- **Instruction**
Copy out every line in the entries below that includes "value".

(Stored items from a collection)
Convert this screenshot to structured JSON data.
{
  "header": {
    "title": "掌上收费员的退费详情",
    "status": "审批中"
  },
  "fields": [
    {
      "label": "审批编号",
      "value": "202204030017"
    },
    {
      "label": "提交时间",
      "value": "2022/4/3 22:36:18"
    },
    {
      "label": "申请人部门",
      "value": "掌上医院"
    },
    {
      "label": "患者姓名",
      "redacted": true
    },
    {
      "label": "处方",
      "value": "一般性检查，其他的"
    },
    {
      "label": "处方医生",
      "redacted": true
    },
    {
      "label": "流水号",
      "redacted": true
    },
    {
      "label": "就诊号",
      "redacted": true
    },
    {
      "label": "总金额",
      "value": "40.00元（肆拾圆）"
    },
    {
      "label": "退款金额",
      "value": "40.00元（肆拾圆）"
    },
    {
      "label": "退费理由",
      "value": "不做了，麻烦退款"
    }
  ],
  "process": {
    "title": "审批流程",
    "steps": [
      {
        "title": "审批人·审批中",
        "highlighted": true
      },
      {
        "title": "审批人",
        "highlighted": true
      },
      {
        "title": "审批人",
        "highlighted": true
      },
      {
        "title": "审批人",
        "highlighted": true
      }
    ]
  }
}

- **Result**
      "value": "202204030017"
      "value": "2022/4/3 22:36:18"
      "value": "掌上医院"
      "value": "一般性检查，其他的"
      "value": "40.00元（肆拾圆）"
      "value": "40.00元（肆拾圆）"
      "value": "不做了，麻烦退款"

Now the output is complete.